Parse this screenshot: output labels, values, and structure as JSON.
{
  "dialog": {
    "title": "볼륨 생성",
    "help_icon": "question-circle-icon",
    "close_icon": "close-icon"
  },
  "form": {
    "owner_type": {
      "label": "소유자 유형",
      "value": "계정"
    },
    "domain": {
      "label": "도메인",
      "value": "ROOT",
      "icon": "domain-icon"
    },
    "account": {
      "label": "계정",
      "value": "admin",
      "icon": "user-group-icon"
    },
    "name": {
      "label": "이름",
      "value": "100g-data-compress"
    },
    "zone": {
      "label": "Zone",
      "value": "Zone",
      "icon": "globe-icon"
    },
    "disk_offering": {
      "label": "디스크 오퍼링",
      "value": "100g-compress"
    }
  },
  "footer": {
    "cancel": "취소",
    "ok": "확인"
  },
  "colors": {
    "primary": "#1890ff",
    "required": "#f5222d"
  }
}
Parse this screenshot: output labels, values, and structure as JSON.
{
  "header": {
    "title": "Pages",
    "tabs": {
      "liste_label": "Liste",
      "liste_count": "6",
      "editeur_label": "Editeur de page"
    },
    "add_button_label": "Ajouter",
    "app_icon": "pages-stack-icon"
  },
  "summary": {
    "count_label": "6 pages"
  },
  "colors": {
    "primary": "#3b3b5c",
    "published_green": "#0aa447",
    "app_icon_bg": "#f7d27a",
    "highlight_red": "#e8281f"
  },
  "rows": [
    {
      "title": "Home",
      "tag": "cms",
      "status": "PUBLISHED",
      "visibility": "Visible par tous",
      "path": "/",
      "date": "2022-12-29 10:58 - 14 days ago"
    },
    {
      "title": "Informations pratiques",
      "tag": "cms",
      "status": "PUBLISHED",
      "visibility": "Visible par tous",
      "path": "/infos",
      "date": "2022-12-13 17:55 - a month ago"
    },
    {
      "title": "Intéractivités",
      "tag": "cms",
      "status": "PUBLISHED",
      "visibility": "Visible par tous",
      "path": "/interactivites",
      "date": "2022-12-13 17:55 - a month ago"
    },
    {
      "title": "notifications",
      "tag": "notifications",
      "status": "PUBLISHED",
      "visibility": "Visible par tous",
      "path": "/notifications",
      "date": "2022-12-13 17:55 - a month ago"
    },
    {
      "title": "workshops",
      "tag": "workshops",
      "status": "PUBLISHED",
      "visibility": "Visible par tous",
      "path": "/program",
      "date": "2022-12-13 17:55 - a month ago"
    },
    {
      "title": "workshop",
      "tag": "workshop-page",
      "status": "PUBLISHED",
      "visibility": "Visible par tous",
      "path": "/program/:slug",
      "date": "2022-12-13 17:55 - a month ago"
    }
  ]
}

========

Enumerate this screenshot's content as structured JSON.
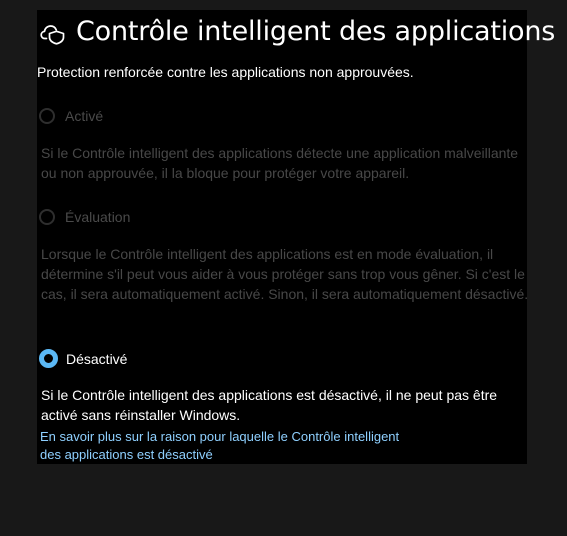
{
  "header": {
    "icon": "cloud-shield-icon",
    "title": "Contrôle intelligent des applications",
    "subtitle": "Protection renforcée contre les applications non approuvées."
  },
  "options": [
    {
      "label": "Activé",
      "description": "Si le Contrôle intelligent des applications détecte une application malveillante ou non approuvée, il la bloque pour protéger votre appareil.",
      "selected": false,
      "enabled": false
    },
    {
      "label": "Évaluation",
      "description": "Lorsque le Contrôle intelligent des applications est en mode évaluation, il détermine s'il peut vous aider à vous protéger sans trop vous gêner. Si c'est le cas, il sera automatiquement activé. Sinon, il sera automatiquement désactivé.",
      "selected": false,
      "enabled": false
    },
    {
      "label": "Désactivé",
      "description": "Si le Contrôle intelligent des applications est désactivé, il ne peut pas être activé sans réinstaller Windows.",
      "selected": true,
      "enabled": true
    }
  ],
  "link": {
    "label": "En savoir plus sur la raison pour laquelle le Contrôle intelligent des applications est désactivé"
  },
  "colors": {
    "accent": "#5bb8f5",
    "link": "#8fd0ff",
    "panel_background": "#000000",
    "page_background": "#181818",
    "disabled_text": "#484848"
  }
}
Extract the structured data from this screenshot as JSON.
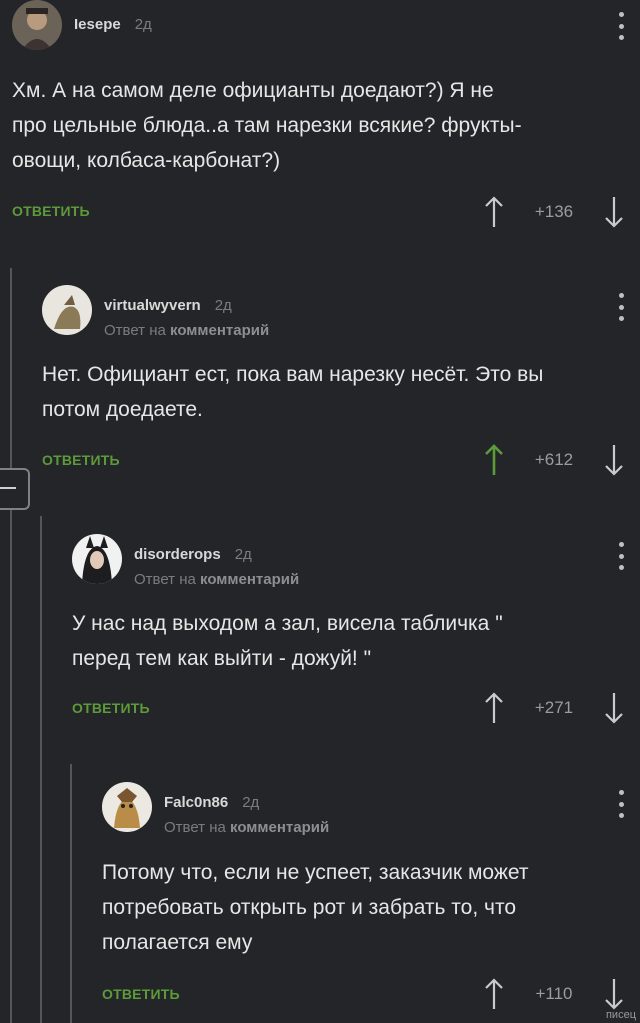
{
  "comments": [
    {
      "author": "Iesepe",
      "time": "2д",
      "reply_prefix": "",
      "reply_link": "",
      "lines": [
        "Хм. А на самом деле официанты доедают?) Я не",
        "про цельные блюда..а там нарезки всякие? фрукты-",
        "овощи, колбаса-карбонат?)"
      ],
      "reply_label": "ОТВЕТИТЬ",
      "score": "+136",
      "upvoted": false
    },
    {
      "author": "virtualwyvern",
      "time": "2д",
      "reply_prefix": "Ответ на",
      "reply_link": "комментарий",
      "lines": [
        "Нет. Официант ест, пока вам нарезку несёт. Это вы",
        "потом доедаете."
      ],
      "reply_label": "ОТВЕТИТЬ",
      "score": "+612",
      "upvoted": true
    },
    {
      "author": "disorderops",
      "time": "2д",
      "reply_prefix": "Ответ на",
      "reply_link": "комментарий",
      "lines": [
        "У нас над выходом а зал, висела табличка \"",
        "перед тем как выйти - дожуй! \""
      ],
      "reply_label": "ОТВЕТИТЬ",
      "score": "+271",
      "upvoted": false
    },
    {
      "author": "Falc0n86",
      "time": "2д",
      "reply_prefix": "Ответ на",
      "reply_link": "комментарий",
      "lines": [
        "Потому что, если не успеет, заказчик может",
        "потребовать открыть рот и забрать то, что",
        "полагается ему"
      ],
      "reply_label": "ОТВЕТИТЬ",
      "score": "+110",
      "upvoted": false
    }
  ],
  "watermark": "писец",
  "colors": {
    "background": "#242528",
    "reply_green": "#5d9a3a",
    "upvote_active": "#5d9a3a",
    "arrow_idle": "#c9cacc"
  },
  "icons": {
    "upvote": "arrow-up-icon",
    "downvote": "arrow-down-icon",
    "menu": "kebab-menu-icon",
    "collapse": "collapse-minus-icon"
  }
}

========

TASK DETAILS:
Show every line of the listing in which the string "data" can be found.

SOLUTION TO THIS PROBLEM:
      "value": "100g-data-compress"
Extract the structured data from this screenshot as JSON.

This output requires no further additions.